# TASK DIRECTIONS:
Your job is to retype all of the data word for word, leaving every image out.

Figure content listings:
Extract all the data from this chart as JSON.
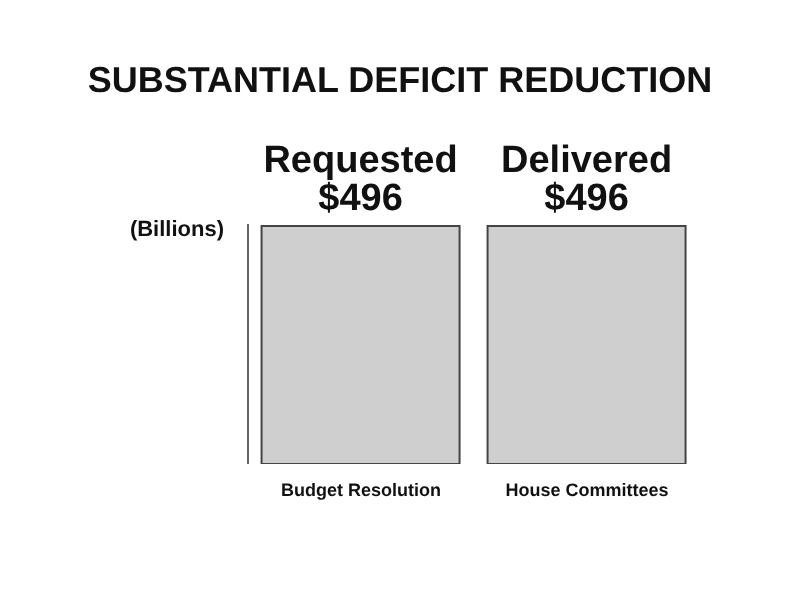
{
  "chart_data": {
    "type": "bar",
    "title": "SUBSTANTIAL DEFICIT REDUCTION",
    "ylabel": "(Billions)",
    "categories": [
      "Budget Resolution",
      "House Committees"
    ],
    "values": [
      496,
      496
    ],
    "value_labels": [
      "Requested $496",
      "Delivered $496"
    ],
    "color": "#cfcfcf",
    "ylim": [
      0,
      500
    ]
  }
}
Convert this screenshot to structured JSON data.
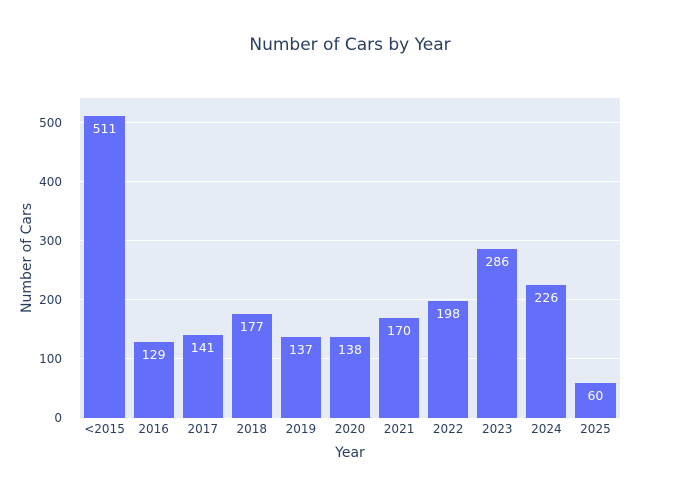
{
  "chart_data": {
    "type": "bar",
    "title": "Number of Cars by Year",
    "xlabel": "Year",
    "ylabel": "Number of Cars",
    "categories": [
      "<2015",
      "2016",
      "2017",
      "2018",
      "2019",
      "2020",
      "2021",
      "2022",
      "2023",
      "2024",
      "2025"
    ],
    "values": [
      511,
      129,
      141,
      177,
      137,
      138,
      170,
      198,
      286,
      226,
      60
    ],
    "bar_value_labels": [
      "511",
      "129",
      "141",
      "177",
      "137",
      "138",
      "170",
      "198",
      "286",
      "226",
      "60"
    ],
    "ylim": [
      0,
      542
    ],
    "yticks": [
      0,
      100,
      200,
      300,
      400,
      500
    ],
    "grid": "horizontal",
    "legend": "none",
    "value_label_position": "inside-top",
    "colors": {
      "bar": "#636efa",
      "plot_background": "#e5ecf6",
      "figure_background": "#ffffff",
      "gridline": "#ffffff",
      "text": "#2a3f5f",
      "bar_label_text": "#ffffff"
    }
  }
}
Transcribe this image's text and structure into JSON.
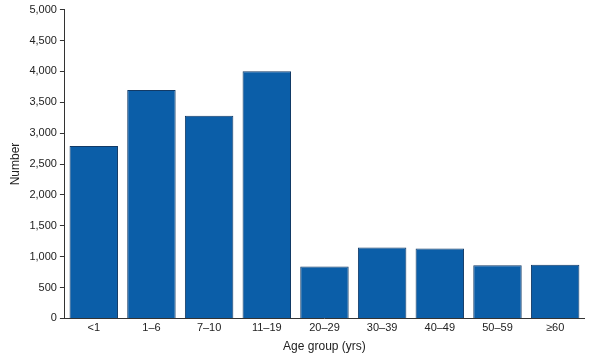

# RESULT BELOW:
Extract all the data from this chart as JSON.
{
  "chart_data": {
    "type": "bar",
    "title": "SUBSTANTIAL DEFICIT REDUCTION",
    "ylabel": "(Billions)",
    "categories": [
      "Budget Resolution",
      "House Committees"
    ],
    "values": [
      496,
      496
    ],
    "value_labels": [
      "Requested $496",
      "Delivered $496"
    ],
    "color": "#cfcfcf",
    "ylim": [
      0,
      500
    ]
  }
}
Convert this screenshot to structured JSON data.
{
  "chart_data": {
    "type": "bar",
    "title": "Number of Cars by Year",
    "xlabel": "Year",
    "ylabel": "Number of Cars",
    "categories": [
      "<2015",
      "2016",
      "2017",
      "2018",
      "2019",
      "2020",
      "2021",
      "2022",
      "2023",
      "2024",
      "2025"
    ],
    "values": [
      511,
      129,
      141,
      177,
      137,
      138,
      170,
      198,
      286,
      226,
      60
    ],
    "bar_value_labels": [
      "511",
      "129",
      "141",
      "177",
      "137",
      "138",
      "170",
      "198",
      "286",
      "226",
      "60"
    ],
    "ylim": [
      0,
      542
    ],
    "yticks": [
      0,
      100,
      200,
      300,
      400,
      500
    ],
    "grid": "horizontal",
    "legend": "none",
    "value_label_position": "inside-top",
    "colors": {
      "bar": "#636efa",
      "plot_background": "#e5ecf6",
      "figure_background": "#ffffff",
      "gridline": "#ffffff",
      "text": "#2a3f5f",
      "bar_label_text": "#ffffff"
    }
  }
}
Transcribe this image's text and structure into JSON.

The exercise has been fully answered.